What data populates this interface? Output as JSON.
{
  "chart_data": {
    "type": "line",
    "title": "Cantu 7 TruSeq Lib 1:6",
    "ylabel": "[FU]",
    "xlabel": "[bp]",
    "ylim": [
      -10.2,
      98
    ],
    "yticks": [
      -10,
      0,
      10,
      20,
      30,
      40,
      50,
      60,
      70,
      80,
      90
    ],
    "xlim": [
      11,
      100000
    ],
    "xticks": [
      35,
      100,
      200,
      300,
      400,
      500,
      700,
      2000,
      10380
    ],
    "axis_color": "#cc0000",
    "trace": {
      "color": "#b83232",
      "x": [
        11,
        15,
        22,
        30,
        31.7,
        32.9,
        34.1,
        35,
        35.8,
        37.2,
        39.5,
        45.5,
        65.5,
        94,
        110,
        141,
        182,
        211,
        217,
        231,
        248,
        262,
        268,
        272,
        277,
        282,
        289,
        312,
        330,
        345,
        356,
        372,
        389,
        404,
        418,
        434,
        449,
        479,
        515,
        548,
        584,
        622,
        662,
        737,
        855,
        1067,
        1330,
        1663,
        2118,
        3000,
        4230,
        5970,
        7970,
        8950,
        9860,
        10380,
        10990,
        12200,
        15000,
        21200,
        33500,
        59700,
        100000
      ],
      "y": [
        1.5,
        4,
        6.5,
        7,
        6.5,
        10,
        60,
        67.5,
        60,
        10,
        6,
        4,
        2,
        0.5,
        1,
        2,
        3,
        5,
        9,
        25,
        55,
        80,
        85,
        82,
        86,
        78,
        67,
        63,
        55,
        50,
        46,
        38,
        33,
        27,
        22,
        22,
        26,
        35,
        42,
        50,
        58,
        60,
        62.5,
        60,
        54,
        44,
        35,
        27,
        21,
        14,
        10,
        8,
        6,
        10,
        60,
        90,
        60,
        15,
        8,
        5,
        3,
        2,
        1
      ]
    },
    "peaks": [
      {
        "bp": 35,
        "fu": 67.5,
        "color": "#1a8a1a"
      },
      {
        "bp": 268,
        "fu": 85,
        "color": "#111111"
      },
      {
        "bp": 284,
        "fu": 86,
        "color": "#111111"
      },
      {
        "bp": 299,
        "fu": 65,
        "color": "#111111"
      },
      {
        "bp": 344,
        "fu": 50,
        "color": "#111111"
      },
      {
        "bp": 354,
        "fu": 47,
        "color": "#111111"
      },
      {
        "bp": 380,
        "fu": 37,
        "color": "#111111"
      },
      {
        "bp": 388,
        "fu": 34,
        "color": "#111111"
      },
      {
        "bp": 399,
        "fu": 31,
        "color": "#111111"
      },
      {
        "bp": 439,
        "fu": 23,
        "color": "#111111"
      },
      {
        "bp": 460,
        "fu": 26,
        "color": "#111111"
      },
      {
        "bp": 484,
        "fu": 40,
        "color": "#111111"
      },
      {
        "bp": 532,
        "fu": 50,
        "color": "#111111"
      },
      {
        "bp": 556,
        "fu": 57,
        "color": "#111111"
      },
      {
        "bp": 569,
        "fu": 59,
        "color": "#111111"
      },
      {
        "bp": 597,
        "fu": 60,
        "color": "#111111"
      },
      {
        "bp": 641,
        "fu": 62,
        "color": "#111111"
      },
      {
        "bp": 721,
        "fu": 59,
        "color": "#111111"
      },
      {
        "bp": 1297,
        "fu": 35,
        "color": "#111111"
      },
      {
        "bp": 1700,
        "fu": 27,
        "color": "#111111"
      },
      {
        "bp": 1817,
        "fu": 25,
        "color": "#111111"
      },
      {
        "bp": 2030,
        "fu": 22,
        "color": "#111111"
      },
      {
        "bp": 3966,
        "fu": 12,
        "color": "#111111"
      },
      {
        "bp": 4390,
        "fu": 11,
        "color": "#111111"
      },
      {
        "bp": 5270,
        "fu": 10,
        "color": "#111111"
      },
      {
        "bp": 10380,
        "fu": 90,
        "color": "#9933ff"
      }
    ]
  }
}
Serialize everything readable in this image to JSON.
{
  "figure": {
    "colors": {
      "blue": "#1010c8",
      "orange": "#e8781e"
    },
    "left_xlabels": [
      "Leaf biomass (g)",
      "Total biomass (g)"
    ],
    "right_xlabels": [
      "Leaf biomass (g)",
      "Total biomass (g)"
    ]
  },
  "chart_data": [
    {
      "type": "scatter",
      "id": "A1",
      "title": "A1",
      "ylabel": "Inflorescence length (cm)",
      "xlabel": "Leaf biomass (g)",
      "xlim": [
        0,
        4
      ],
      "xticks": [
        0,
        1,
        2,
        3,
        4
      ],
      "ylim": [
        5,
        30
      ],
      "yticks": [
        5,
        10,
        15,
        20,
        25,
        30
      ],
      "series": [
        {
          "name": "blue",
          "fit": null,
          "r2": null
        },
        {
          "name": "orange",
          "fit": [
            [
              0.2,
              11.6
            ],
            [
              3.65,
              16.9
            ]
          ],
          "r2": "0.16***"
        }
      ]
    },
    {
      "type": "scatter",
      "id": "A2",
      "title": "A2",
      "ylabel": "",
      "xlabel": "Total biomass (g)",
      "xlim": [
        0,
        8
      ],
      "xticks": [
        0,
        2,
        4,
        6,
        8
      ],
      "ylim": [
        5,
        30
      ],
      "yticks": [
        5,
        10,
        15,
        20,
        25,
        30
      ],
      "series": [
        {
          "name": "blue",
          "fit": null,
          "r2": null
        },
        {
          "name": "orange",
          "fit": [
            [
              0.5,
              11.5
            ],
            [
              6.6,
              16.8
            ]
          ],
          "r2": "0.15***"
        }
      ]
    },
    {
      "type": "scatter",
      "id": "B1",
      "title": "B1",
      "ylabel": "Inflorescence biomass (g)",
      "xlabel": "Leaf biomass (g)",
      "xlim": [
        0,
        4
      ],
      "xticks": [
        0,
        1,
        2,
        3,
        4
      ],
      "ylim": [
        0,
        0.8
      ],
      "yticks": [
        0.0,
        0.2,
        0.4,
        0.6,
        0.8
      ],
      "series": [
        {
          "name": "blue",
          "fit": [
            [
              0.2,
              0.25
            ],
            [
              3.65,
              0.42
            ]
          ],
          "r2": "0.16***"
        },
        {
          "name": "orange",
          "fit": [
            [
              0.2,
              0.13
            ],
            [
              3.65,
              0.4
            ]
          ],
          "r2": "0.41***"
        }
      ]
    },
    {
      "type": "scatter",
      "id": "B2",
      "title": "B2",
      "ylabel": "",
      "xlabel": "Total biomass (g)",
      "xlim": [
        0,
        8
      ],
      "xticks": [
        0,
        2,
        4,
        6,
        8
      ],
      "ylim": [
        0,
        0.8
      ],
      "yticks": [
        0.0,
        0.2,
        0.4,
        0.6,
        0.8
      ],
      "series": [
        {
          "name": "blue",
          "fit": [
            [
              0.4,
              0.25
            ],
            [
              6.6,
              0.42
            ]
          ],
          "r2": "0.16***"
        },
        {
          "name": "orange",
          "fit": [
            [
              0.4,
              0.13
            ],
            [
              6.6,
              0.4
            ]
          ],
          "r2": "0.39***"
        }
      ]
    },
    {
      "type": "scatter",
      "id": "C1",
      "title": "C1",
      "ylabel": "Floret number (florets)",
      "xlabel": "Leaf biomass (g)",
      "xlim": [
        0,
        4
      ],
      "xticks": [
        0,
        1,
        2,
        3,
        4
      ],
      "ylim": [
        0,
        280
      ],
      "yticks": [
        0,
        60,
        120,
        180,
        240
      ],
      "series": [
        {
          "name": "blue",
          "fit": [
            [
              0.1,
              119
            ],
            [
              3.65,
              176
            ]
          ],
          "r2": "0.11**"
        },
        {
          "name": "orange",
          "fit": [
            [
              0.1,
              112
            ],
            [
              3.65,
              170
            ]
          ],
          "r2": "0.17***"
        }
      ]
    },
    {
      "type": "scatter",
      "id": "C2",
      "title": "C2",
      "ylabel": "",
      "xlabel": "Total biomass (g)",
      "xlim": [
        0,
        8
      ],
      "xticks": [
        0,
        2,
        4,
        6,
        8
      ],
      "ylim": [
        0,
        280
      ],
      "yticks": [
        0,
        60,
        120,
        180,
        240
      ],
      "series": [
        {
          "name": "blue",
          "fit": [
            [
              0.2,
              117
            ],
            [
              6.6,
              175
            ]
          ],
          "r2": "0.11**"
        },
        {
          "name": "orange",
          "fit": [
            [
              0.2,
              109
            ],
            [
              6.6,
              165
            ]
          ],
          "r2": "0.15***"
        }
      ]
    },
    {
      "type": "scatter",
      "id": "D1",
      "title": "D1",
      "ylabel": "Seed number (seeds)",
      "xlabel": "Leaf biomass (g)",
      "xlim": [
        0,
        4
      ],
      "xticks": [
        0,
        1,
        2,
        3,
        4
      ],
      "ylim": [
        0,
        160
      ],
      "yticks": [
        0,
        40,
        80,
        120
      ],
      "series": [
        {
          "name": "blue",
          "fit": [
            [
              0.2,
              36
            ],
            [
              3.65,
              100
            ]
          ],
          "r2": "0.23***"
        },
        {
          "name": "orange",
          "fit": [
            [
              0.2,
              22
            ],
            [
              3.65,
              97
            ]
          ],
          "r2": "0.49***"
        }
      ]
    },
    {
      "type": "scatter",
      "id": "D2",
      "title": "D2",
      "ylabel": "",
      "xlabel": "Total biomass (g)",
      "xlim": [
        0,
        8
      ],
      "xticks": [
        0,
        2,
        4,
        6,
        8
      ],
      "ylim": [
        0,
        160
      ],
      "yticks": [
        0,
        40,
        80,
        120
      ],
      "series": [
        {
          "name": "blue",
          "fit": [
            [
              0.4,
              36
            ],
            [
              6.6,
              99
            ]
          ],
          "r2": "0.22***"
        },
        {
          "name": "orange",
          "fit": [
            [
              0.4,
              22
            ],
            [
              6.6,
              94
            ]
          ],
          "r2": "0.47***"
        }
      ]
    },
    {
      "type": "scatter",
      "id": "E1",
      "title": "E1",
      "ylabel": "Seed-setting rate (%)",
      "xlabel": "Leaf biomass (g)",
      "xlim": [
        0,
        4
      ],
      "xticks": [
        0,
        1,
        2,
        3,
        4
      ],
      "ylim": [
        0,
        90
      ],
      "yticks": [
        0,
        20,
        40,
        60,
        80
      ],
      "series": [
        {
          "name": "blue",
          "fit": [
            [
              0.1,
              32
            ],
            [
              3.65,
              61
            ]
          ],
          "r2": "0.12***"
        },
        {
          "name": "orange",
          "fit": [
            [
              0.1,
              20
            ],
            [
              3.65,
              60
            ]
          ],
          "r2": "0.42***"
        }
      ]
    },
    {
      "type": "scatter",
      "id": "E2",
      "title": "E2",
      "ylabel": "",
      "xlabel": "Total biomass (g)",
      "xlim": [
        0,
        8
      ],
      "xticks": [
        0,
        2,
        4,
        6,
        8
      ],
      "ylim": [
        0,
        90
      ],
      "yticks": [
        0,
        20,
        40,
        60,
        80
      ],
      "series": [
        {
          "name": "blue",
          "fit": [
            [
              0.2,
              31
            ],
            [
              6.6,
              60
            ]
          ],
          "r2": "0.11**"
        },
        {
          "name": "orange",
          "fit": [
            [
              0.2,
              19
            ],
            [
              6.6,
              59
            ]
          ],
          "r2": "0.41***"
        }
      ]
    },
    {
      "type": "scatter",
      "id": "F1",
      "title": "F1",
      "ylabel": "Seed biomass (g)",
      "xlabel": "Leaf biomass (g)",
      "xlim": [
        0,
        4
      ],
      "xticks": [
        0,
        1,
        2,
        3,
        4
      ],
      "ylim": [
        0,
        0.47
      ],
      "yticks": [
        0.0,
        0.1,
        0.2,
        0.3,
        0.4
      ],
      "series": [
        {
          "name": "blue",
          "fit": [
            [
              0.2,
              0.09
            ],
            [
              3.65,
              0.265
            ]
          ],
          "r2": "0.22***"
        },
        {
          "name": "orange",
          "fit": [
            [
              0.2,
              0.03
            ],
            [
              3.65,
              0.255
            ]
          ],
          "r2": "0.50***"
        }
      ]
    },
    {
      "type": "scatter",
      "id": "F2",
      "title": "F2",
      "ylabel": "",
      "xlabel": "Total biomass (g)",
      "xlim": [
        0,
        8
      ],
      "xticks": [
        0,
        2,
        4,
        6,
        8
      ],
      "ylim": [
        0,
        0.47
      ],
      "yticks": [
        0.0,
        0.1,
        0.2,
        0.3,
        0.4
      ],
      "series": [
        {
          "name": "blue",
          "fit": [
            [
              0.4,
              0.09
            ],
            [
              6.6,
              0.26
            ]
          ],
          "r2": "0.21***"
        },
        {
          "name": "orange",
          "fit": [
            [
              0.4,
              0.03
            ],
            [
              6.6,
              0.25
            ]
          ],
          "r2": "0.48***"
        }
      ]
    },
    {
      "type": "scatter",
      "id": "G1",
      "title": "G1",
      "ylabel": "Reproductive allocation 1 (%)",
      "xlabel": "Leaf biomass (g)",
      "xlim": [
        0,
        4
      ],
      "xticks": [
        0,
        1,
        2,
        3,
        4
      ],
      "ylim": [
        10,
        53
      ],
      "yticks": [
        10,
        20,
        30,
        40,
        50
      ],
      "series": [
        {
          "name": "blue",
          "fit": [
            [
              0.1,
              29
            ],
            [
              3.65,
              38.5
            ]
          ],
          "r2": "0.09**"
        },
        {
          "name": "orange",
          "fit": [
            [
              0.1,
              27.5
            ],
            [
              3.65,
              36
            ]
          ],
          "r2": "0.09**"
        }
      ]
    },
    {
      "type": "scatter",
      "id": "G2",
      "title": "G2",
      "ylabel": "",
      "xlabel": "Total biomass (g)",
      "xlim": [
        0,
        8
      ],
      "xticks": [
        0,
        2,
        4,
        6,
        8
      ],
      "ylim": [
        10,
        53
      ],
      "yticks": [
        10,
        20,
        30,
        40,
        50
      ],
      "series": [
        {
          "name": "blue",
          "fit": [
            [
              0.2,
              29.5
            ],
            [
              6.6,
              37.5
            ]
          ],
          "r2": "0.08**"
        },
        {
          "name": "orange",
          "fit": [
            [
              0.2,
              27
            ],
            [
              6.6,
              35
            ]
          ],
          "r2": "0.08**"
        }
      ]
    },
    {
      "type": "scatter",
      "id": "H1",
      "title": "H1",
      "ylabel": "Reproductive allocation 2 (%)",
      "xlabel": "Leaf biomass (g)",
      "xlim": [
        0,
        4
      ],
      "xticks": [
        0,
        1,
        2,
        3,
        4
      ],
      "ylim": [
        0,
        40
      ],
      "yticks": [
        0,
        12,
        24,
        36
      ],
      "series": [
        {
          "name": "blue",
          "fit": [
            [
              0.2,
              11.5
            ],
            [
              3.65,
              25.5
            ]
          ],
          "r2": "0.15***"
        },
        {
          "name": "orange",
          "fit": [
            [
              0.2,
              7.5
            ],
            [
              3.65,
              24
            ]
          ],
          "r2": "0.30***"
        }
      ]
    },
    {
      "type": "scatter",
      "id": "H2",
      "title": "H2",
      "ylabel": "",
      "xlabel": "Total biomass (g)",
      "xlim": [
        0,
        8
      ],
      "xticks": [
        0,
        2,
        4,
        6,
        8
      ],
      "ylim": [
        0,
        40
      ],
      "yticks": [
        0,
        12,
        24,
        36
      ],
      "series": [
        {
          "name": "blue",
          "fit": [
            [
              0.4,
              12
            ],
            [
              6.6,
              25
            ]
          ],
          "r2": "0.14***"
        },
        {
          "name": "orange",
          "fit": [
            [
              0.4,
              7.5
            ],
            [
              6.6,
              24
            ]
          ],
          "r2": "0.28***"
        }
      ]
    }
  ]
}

▶ [Direction]: What is the number of lines in these records that contain "allocation"? Reply with the number only.

▶ [Exercise output]: 2